Exercise objective: Write out every entry, unchanged. Skip any picture.

_ _ _ _ _ _ _

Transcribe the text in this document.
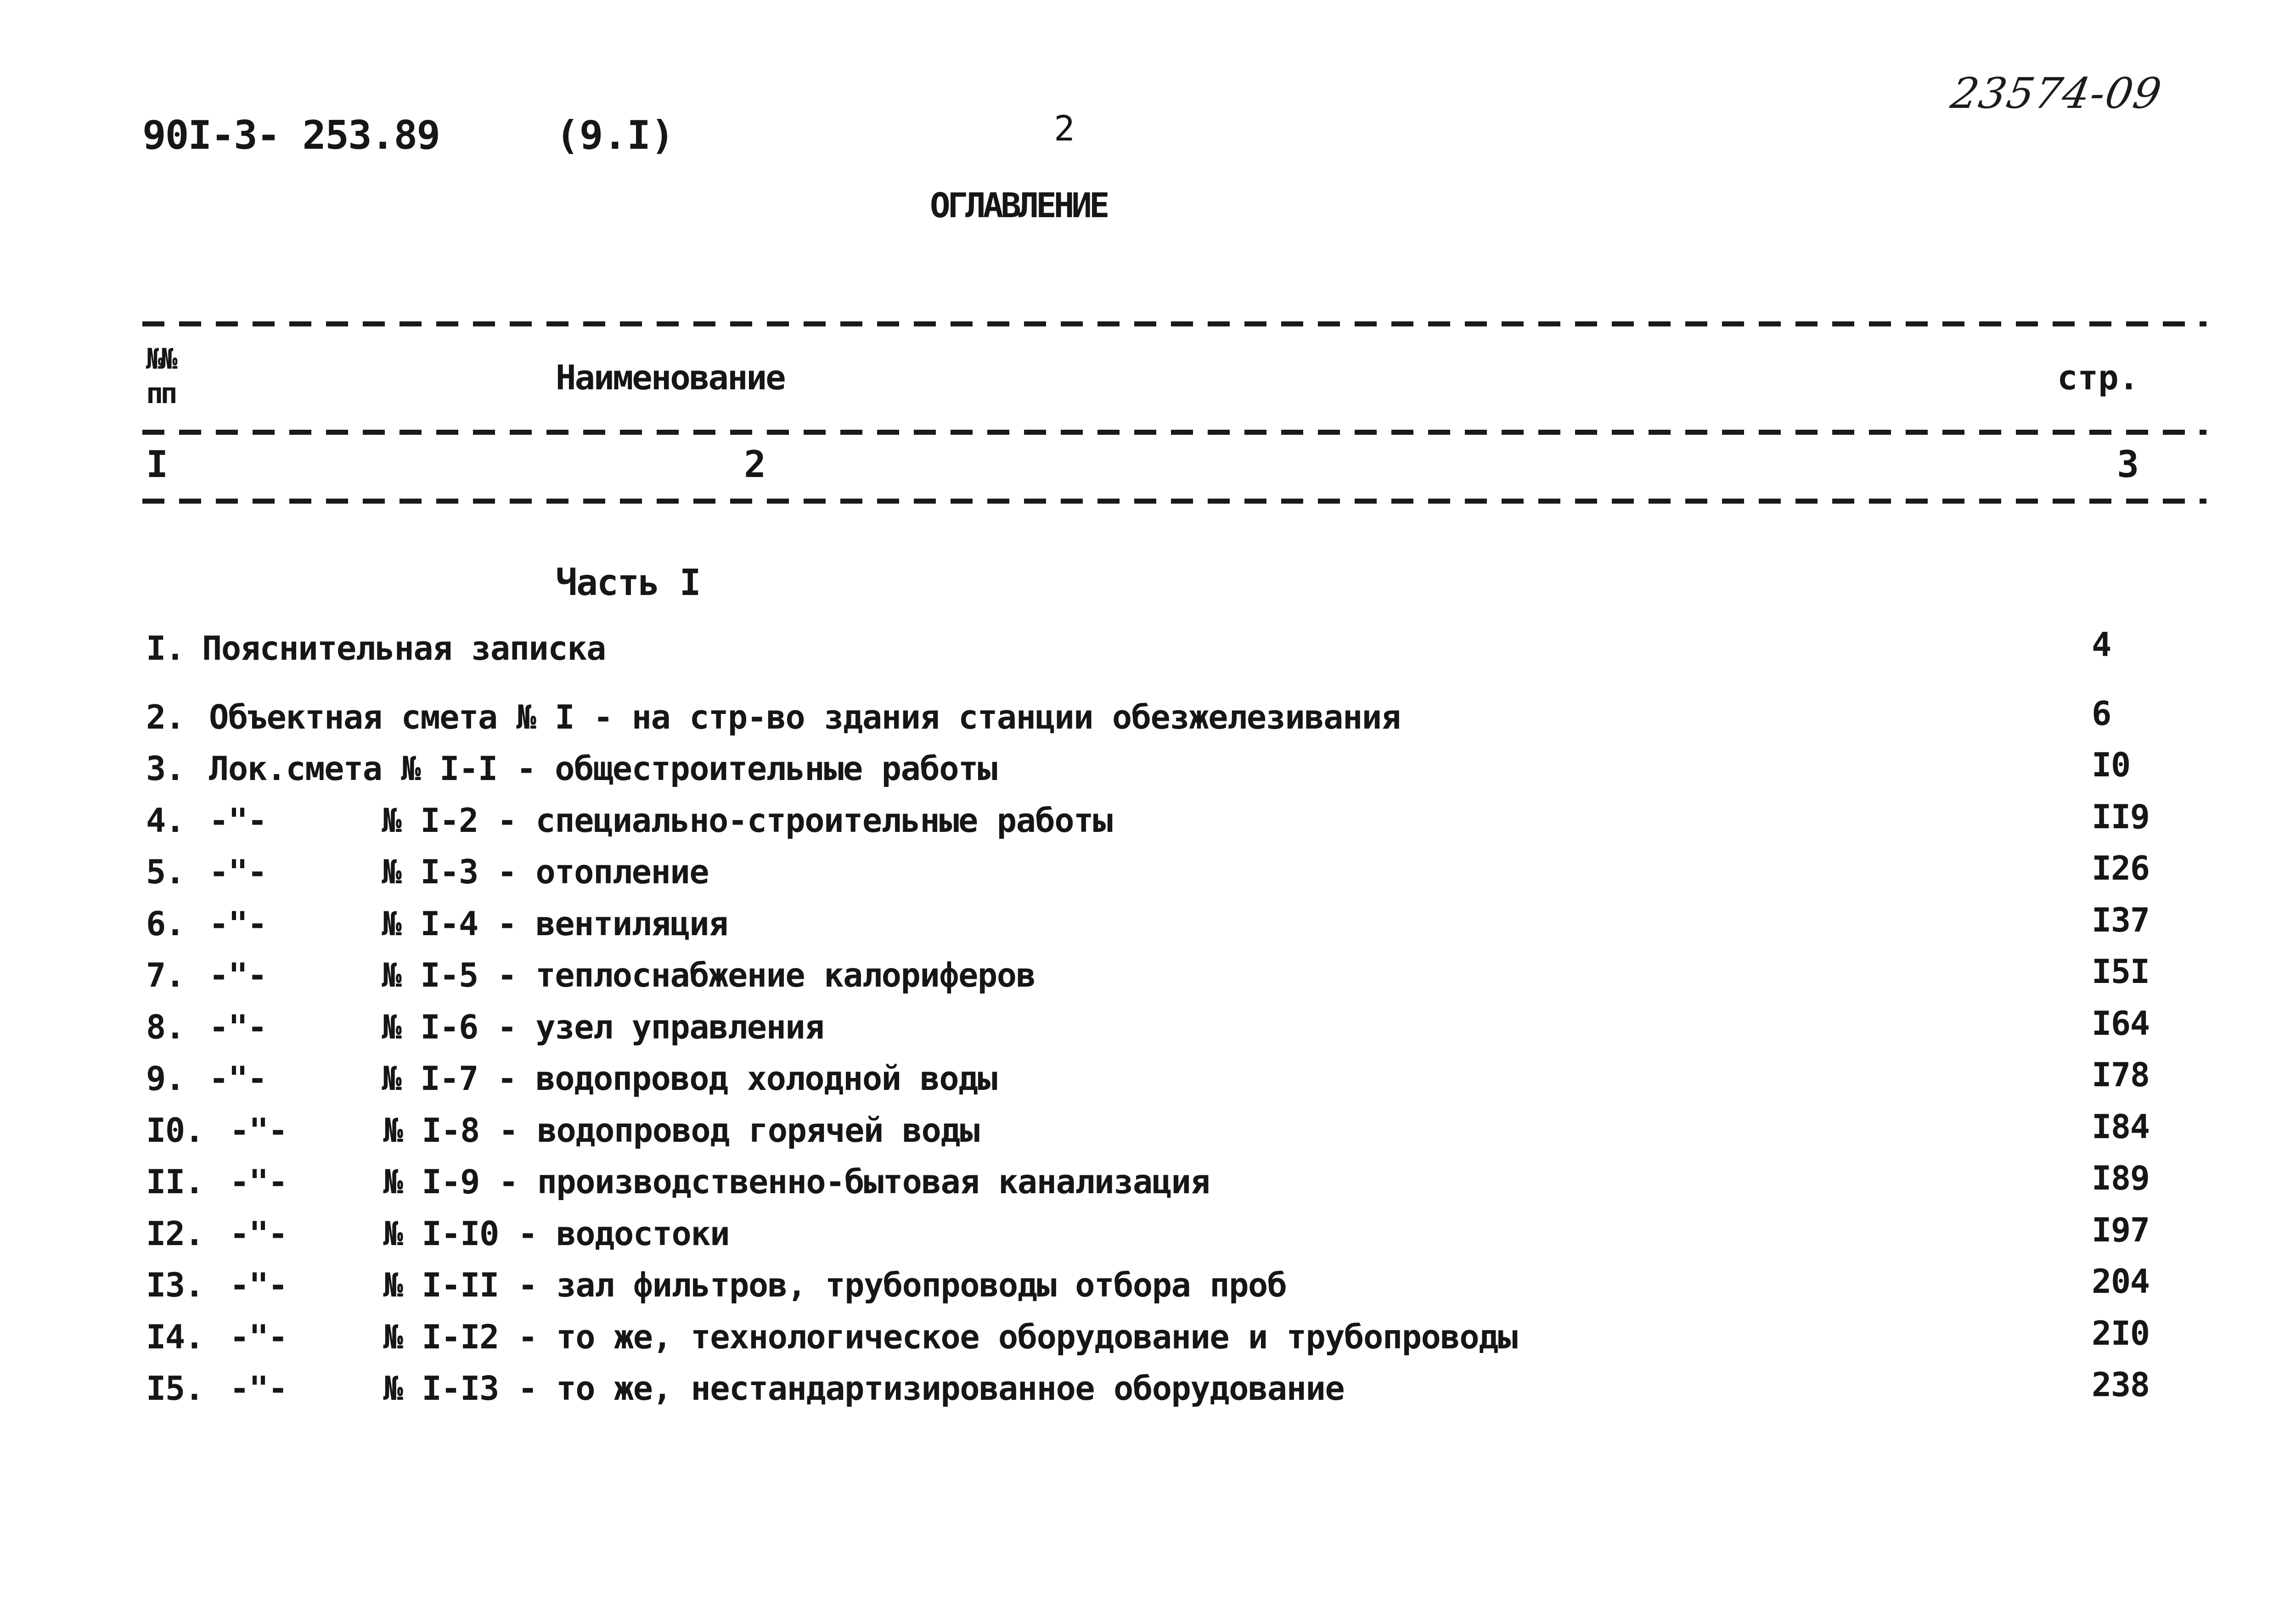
90I-3- 253.89	(9.I)	2
23574-09
ОГЛАВЛЕНИЕ
№№
пп	Наименование	стр.
I	2	3
Часть I
I. Пояснительная записка	4
2. Объектная смета № I - на стр-во здания станции обезжелезивания	6
3. Лок.смета № I-I - общестроительные работы	I0
4. -"-      № I-2 - специально-строительные работы	II9
5. -"-      № I-3 - отопление	I26
6. -"-      № I-4 - вентиляция	I37
7. -"-      № I-5 - теплоснабжение калориферов	I5I
8. -"-      № I-6 - узел управления	I64
9. -"-      № I-7 - водопровод холодной воды	I78
I0. -"-     № I-8 - водопровод горячей воды	I84
II. -"-     № I-9 - производственно-бытовая канализация	I89
I2. -"-     № I-I0 - водостоки	I97
I3. -"-     № I-II - зал фильтров, трубопроводы отбора проб	204
I4. -"-     № I-I2 - то же, технологическое оборудование и трубопроводы	2I0
I5. -"-     № I-I3 - то же, нестандартизированное оборудование	238
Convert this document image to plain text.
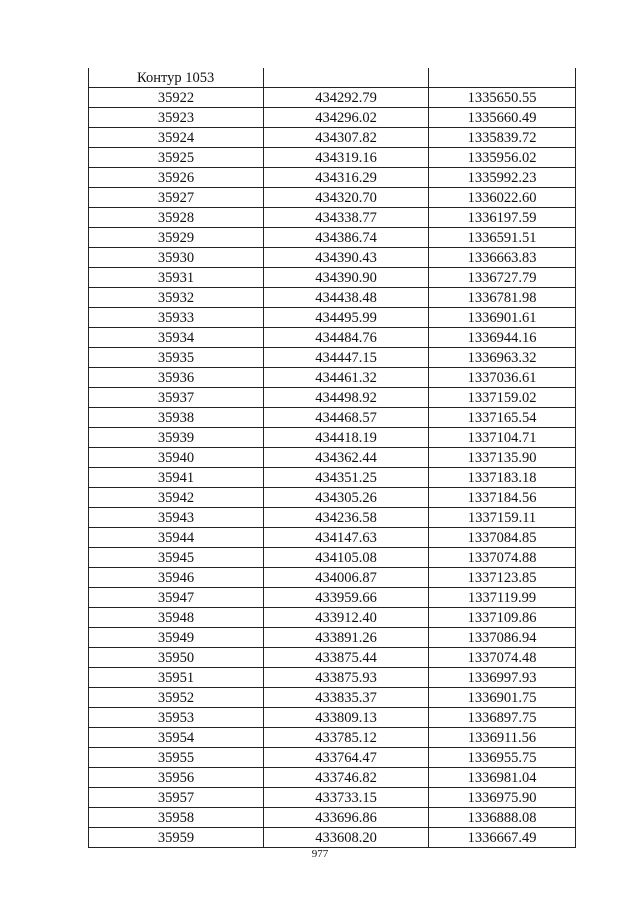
Контур 1053		
35922	434292.79	1335650.55
35923	434296.02	1335660.49
35924	434307.82	1335839.72
35925	434319.16	1335956.02
35926	434316.29	1335992.23
35927	434320.70	1336022.60
35928	434338.77	1336197.59
35929	434386.74	1336591.51
35930	434390.43	1336663.83
35931	434390.90	1336727.79
35932	434438.48	1336781.98
35933	434495.99	1336901.61
35934	434484.76	1336944.16
35935	434447.15	1336963.32
35936	434461.32	1337036.61
35937	434498.92	1337159.02
35938	434468.57	1337165.54
35939	434418.19	1337104.71
35940	434362.44	1337135.90
35941	434351.25	1337183.18
35942	434305.26	1337184.56
35943	434236.58	1337159.11
35944	434147.63	1337084.85
35945	434105.08	1337074.88
35946	434006.87	1337123.85
35947	433959.66	1337119.99
35948	433912.40	1337109.86
35949	433891.26	1337086.94
35950	433875.44	1337074.48
35951	433875.93	1336997.93
35952	433835.37	1336901.75
35953	433809.13	1336897.75
35954	433785.12	1336911.56
35955	433764.47	1336955.75
35956	433746.82	1336981.04
35957	433733.15	1336975.90
35958	433696.86	1336888.08
35959	433608.20	1336667.49
977
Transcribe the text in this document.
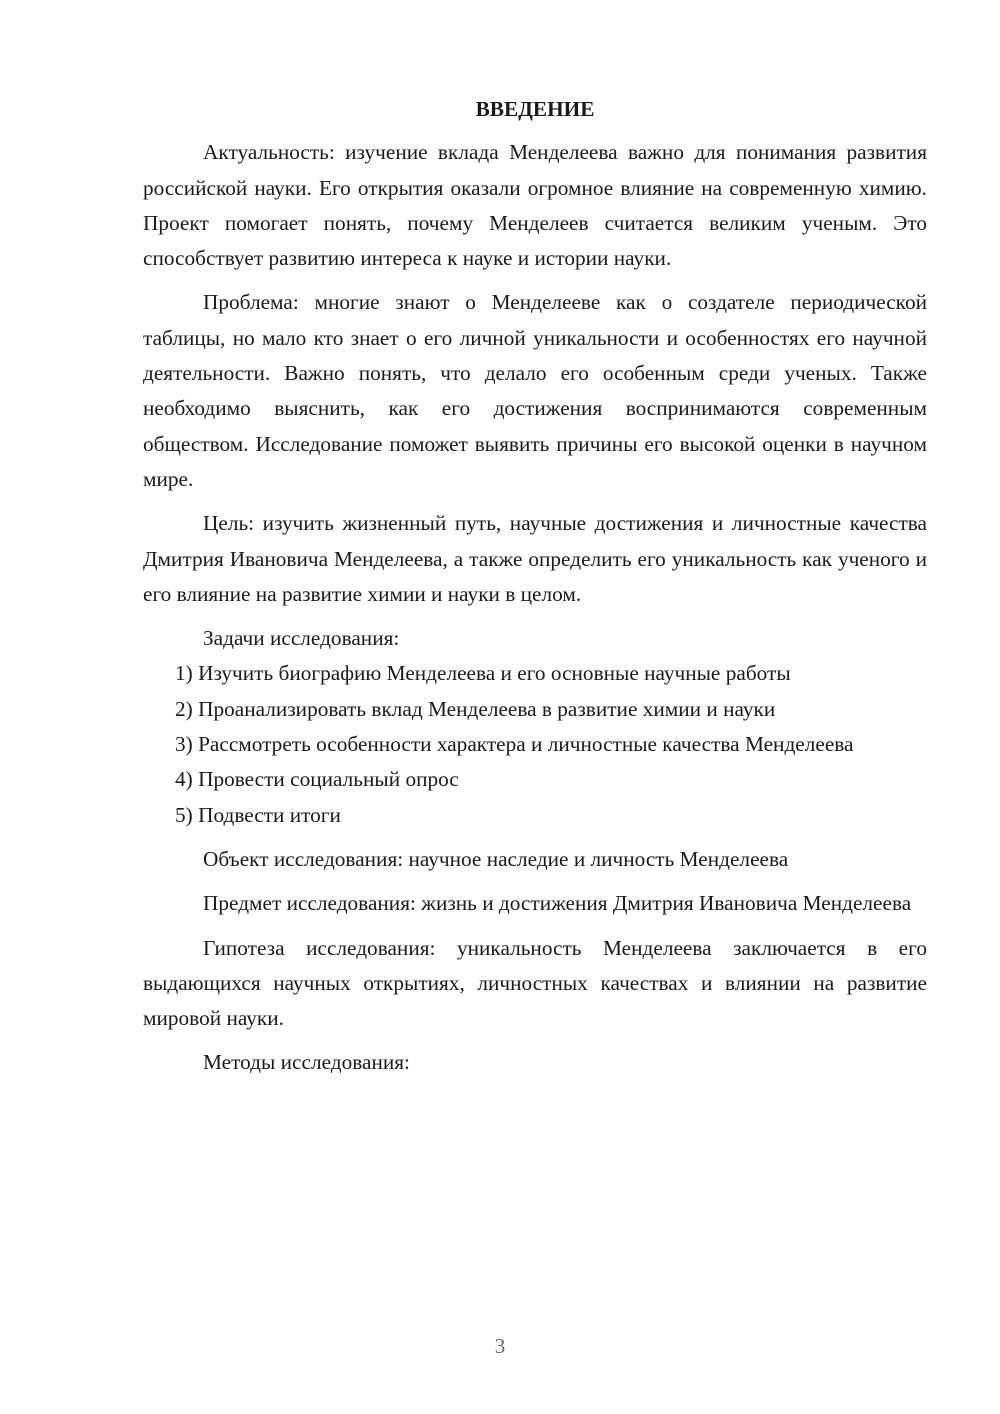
ВВЕДЕНИЕ

Актуальность: изучение вклада Менделеева важно для понимания развития российской науки. Его открытия оказали огромное влияние на современную химию. Проект помогает понять, почему Менделеев считается великим ученым. Это способствует развитию интереса к науке и истории науки.

Проблема: многие знают о Менделееве как о создателе периодической таблицы, но мало кто знает о его личной уникальности и особенностях его научной деятельности. Важно понять, что делало его особенным среди ученых. Также необходимо выяснить, как его достижения воспринимаются современным обществом. Исследование поможет выявить причины его высокой оценки в научном мире.

Цель: изучить жизненный путь, научные достижения и личностные качества Дмитрия Ивановича Менделеева, а также определить его уникальность как ученого и его влияние на развитие химии и науки в целом.

Задачи исследования:

1) Изучить биографию Менделеева и его основные научные работы

2) Проанализировать вклад Менделеева в развитие химии и науки

3) Рассмотреть особенности характера и личностные качества Менделеева

4) Провести социальный опрос

5) Подвести итоги

Объект исследования: научное наследие и личность Менделеева

Предмет исследования: жизнь и достижения Дмитрия Ивановича Менделеева

Гипотеза исследования: уникальность Менделеева заключается в его выдающихся научных открытиях, личностных качествах и влиянии на развитие мировой науки.

Методы исследования:

3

_ _ _ _ _ _ _

Reply:
Transcribe the text in this document.
90I-3- 253.89	(9.I)	2
23574-09
ОГЛАВЛЕНИЕ
№№
пп	Наименование	стр.
I	2	3
Часть I
I. Пояснительная записка	4
2. Объектная смета № I - на стр-во здания станции обезжелезивания	6
3. Лок.смета № I-I - общестроительные работы	I0
4. -"-      № I-2 - специально-строительные работы	II9
5. -"-      № I-3 - отопление	I26
6. -"-      № I-4 - вентиляция	I37
7. -"-      № I-5 - теплоснабжение калориферов	I5I
8. -"-      № I-6 - узел управления	I64
9. -"-      № I-7 - водопровод холодной воды	I78
I0. -"-     № I-8 - водопровод горячей воды	I84
II. -"-     № I-9 - производственно-бытовая канализация	I89
I2. -"-     № I-I0 - водостоки	I97
I3. -"-     № I-II - зал фильтров, трубопроводы отбора проб	204
I4. -"-     № I-I2 - то же, технологическое оборудование и трубопроводы	2I0
I5. -"-     № I-I3 - то же, нестандартизированное оборудование	238
Convert this document image to plain text.
Контур 1053		
35922	434292.79	1335650.55
35923	434296.02	1335660.49
35924	434307.82	1335839.72
35925	434319.16	1335956.02
35926	434316.29	1335992.23
35927	434320.70	1336022.60
35928	434338.77	1336197.59
35929	434386.74	1336591.51
35930	434390.43	1336663.83
35931	434390.90	1336727.79
35932	434438.48	1336781.98
35933	434495.99	1336901.61
35934	434484.76	1336944.16
35935	434447.15	1336963.32
35936	434461.32	1337036.61
35937	434498.92	1337159.02
35938	434468.57	1337165.54
35939	434418.19	1337104.71
35940	434362.44	1337135.90
35941	434351.25	1337183.18
35942	434305.26	1337184.56
35943	434236.58	1337159.11
35944	434147.63	1337084.85
35945	434105.08	1337074.88
35946	434006.87	1337123.85
35947	433959.66	1337119.99
35948	433912.40	1337109.86
35949	433891.26	1337086.94
35950	433875.44	1337074.48
35951	433875.93	1336997.93
35952	433835.37	1336901.75
35953	433809.13	1336897.75
35954	433785.12	1336911.56
35955	433764.47	1336955.75
35956	433746.82	1336981.04
35957	433733.15	1336975.90
35958	433696.86	1336888.08
35959	433608.20	1336667.49
977
Transcribe the text in this document.
ВВЕДЕНИЕ

Актуальность: изучение вклада Менделеева важно для понимания развития российской науки. Его открытия оказали огромное влияние на современную химию. Проект помогает понять, почему Менделеев считается великим ученым. Это способствует развитию интереса к науке и истории науки.

Проблема: многие знают о Менделееве как о создателе периодической таблицы, но мало кто знает о его личной уникальности и особенностях его научной деятельности. Важно понять, что делало его особенным среди ученых. Также необходимо выяснить, как его достижения воспринимаются современным обществом. Исследование поможет выявить причины его высокой оценки в научном мире.

Цель: изучить жизненный путь, научные достижения и личностные качества Дмитрия Ивановича Менделеева, а также определить его уникальность как ученого и его влияние на развитие химии и науки в целом.

Задачи исследования:

1) Изучить биографию Менделеева и его основные научные работы

2) Проанализировать вклад Менделеева в развитие химии и науки

3) Рассмотреть особенности характера и личностные качества Менделеева

4) Провести социальный опрос

5) Подвести итоги

Объект исследования: научное наследие и личность Менделеева

Предмет исследования: жизнь и достижения Дмитрия Ивановича Менделеева

Гипотеза исследования: уникальность Менделеева заключается в его выдающихся научных открытиях, личностных качествах и влиянии на развитие мировой науки.

Методы исследования:

3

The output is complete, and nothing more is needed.